Aim => Copy each line below in which the word "visible" occurs.

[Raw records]
:::

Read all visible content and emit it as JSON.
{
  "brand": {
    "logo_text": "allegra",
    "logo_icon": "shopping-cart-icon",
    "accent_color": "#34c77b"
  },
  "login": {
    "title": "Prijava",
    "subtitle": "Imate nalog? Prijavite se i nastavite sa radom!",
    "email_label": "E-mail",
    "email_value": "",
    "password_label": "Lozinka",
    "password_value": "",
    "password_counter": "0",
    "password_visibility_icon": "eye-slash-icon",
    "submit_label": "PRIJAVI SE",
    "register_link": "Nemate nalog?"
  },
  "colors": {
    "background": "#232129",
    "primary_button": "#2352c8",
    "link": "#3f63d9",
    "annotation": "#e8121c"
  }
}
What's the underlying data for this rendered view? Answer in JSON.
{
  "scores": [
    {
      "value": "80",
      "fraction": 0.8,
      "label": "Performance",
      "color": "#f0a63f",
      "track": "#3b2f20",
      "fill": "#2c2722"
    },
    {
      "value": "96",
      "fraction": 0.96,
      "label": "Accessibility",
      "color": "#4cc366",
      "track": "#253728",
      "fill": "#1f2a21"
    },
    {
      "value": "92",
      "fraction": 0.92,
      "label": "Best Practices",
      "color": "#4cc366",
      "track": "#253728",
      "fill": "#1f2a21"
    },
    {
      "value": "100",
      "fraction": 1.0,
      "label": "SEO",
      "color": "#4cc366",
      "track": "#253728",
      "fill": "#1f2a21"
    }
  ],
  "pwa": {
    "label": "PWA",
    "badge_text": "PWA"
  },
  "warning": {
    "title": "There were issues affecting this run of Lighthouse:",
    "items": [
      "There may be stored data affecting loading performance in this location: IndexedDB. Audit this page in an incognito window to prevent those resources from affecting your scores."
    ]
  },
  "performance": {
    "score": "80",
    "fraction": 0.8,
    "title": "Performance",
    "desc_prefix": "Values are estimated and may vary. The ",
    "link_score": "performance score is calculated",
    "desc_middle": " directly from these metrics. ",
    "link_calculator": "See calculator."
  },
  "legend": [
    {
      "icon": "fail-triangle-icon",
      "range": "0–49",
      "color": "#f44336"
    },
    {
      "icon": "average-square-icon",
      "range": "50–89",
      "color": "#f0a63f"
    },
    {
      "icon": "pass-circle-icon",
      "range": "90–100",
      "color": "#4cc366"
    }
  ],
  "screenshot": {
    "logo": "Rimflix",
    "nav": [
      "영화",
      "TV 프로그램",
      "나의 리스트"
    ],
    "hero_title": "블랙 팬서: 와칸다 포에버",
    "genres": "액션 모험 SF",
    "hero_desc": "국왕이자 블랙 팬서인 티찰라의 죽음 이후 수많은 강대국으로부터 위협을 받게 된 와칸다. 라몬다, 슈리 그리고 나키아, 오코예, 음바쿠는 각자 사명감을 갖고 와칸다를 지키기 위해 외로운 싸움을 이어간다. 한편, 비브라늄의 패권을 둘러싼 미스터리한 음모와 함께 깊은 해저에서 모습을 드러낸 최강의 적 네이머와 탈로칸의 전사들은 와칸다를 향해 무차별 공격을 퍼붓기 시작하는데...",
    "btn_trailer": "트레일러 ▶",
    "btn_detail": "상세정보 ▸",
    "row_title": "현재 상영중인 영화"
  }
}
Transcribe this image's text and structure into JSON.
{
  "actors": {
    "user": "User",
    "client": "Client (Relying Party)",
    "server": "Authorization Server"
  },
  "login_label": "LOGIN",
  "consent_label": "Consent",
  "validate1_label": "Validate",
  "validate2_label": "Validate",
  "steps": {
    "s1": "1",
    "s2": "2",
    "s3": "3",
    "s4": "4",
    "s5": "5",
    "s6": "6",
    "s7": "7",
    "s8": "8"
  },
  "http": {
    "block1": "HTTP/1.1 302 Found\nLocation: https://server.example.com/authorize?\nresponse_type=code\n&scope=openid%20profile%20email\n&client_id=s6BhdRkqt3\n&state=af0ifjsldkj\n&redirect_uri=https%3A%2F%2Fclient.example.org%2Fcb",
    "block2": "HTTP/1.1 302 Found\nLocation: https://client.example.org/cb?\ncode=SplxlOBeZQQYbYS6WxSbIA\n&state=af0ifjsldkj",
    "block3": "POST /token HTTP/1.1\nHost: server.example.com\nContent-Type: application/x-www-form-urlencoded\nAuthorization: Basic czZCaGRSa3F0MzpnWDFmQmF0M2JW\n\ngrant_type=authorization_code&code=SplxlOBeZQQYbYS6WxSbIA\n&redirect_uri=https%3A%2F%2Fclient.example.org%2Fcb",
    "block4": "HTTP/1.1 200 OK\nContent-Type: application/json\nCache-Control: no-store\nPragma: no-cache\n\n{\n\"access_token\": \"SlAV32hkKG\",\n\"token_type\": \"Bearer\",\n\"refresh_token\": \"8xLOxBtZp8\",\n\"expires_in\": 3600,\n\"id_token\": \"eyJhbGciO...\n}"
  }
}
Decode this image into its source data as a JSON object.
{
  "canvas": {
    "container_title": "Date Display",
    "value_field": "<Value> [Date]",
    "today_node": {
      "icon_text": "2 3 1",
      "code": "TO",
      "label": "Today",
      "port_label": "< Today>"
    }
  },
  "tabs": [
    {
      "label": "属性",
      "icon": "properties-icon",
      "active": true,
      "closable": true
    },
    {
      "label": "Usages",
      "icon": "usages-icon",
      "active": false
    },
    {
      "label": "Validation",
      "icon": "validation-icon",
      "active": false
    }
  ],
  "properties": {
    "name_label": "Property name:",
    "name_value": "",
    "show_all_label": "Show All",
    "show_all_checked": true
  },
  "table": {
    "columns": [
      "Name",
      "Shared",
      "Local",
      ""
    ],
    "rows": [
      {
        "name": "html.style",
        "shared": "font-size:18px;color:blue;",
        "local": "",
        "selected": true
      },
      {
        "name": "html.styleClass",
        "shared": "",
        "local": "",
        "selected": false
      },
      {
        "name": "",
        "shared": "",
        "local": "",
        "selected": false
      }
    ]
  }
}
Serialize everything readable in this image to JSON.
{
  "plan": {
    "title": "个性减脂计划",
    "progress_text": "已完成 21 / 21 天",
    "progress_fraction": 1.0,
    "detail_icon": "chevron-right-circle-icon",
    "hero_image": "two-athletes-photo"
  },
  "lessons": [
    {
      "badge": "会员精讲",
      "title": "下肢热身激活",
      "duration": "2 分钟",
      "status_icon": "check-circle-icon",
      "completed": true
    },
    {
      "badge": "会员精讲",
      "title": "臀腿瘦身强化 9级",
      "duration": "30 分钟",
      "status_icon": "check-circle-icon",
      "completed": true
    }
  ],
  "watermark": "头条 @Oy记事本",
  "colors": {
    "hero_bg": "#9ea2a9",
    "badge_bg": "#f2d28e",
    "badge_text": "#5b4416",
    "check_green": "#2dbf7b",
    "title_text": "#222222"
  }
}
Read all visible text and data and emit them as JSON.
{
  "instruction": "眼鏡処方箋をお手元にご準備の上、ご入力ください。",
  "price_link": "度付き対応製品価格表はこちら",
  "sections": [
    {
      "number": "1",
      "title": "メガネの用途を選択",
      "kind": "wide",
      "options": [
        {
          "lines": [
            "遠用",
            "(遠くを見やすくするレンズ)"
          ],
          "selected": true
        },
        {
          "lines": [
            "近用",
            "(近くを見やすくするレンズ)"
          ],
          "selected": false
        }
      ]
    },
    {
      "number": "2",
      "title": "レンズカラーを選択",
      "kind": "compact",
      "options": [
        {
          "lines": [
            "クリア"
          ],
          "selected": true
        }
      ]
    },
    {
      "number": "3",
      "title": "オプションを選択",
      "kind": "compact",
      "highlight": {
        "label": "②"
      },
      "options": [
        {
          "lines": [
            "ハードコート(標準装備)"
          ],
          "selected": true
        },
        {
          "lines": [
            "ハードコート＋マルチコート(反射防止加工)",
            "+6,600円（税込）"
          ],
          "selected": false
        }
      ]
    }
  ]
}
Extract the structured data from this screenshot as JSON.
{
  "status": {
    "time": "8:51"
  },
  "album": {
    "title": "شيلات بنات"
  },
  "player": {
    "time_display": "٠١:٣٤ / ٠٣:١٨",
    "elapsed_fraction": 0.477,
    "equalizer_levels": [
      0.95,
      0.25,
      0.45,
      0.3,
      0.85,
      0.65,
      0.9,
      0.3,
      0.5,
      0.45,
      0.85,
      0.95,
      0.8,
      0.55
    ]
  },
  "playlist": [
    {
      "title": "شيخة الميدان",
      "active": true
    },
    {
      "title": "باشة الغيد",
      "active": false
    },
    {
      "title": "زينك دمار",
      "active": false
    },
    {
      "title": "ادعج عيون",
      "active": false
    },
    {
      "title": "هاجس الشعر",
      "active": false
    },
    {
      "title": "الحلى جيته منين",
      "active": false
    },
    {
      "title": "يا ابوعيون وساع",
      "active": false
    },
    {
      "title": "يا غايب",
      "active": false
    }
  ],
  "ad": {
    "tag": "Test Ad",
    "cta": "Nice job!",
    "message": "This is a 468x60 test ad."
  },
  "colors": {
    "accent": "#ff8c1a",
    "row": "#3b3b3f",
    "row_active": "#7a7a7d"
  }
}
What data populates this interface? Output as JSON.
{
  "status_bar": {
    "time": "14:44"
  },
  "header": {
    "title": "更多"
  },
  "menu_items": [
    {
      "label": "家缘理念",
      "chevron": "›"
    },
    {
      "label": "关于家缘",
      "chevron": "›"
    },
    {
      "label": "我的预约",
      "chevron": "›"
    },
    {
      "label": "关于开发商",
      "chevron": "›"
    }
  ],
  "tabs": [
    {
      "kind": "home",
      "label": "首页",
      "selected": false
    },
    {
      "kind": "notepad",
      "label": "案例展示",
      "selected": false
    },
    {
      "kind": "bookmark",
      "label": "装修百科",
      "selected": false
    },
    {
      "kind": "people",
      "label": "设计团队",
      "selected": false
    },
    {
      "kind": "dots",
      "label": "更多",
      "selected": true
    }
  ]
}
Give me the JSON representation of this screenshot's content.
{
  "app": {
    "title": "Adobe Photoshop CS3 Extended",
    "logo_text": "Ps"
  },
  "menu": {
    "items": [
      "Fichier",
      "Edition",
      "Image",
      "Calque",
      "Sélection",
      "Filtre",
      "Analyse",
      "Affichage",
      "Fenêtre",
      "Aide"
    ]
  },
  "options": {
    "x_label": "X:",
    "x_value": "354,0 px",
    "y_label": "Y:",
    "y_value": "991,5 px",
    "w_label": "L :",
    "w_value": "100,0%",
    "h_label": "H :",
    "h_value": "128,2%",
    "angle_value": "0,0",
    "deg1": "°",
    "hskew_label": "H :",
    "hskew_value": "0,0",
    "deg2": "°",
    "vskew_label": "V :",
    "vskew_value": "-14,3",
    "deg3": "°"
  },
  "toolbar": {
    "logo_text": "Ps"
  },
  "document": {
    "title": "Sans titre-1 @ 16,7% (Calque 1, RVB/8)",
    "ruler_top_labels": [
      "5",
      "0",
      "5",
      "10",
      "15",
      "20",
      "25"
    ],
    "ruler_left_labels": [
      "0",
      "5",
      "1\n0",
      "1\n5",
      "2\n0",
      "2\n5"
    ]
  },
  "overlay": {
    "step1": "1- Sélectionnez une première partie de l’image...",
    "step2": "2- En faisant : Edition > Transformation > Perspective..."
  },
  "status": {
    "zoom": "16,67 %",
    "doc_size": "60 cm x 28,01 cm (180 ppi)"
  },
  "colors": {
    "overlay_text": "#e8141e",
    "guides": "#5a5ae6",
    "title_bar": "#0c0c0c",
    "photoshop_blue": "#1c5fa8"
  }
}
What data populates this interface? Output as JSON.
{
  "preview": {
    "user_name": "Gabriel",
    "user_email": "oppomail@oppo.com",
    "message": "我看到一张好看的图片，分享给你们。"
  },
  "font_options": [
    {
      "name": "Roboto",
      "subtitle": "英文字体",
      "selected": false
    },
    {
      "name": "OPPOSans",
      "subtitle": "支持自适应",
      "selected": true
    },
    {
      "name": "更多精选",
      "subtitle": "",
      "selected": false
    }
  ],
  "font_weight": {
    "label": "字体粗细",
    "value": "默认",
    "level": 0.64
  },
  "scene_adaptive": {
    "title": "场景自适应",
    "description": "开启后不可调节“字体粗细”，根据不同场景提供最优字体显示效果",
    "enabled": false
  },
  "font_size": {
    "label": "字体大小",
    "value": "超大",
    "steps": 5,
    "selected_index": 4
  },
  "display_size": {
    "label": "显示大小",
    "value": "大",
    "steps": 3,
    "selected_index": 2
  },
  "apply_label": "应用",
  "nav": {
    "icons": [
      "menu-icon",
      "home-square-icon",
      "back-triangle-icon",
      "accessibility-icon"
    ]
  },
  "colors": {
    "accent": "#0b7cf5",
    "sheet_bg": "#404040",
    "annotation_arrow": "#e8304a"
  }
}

:::

Exercise response =>
Read all visible content and emit it as JSON.
Read all visible text and data and emit them as JSON.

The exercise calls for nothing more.